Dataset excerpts
****
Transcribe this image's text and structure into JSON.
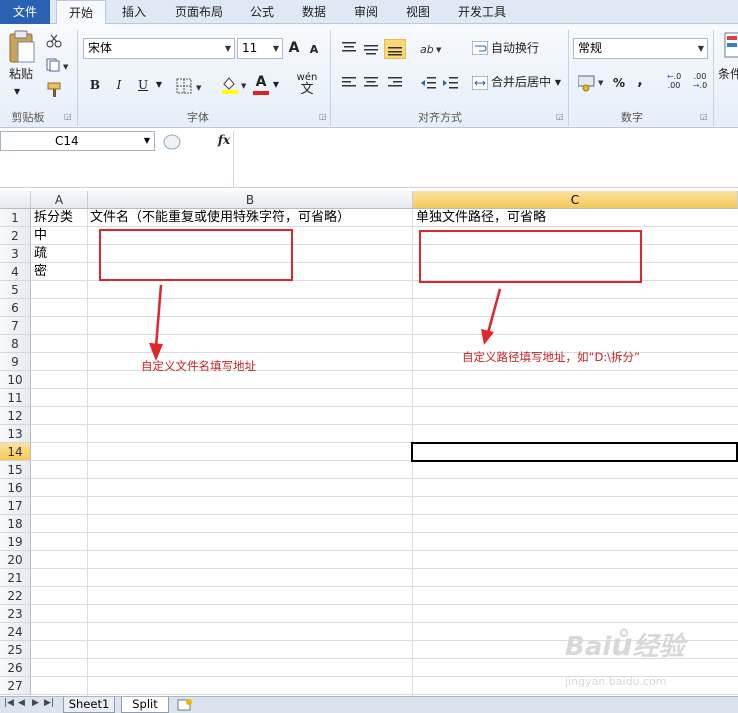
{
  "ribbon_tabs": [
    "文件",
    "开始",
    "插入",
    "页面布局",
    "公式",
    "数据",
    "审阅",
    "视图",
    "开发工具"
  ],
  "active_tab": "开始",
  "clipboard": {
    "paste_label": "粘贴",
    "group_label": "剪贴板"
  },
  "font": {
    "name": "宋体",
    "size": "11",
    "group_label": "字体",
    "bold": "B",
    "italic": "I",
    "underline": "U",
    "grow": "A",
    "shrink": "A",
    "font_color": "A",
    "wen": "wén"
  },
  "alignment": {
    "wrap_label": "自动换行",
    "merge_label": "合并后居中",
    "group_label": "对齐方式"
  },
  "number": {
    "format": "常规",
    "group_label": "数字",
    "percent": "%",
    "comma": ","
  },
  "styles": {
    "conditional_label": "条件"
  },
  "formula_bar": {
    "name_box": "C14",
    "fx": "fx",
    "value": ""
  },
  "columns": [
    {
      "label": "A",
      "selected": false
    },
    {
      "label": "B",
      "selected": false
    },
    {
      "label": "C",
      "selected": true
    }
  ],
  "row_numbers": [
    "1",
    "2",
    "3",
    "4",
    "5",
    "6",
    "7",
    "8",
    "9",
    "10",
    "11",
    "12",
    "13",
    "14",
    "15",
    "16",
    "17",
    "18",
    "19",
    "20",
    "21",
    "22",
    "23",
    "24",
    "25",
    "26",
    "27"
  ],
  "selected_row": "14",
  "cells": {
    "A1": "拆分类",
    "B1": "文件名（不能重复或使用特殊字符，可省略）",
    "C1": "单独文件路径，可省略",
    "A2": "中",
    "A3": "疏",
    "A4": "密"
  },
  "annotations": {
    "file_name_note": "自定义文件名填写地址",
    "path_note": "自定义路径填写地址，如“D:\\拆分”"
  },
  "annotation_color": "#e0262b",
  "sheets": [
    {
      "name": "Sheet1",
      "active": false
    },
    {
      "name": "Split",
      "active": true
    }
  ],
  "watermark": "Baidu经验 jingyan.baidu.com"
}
****
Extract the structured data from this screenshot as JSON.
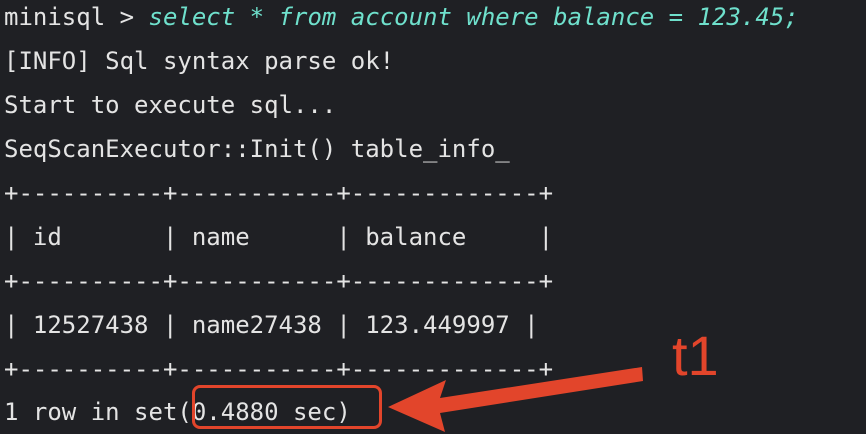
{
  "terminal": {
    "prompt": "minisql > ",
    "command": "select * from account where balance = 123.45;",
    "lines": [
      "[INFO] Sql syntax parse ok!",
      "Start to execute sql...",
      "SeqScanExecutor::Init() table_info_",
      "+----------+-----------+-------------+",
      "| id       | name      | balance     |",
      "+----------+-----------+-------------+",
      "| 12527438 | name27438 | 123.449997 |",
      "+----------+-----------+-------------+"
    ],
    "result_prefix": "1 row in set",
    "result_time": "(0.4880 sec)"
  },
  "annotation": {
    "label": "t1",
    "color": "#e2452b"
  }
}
****
TASK OBJECTIVE
Only lines that contain the word "from" are wanted; copy each of them.

RESULT BELOW
Extract the structured data from this screenshot as JSON.
    "command": "select * from account where balance = 123.45;",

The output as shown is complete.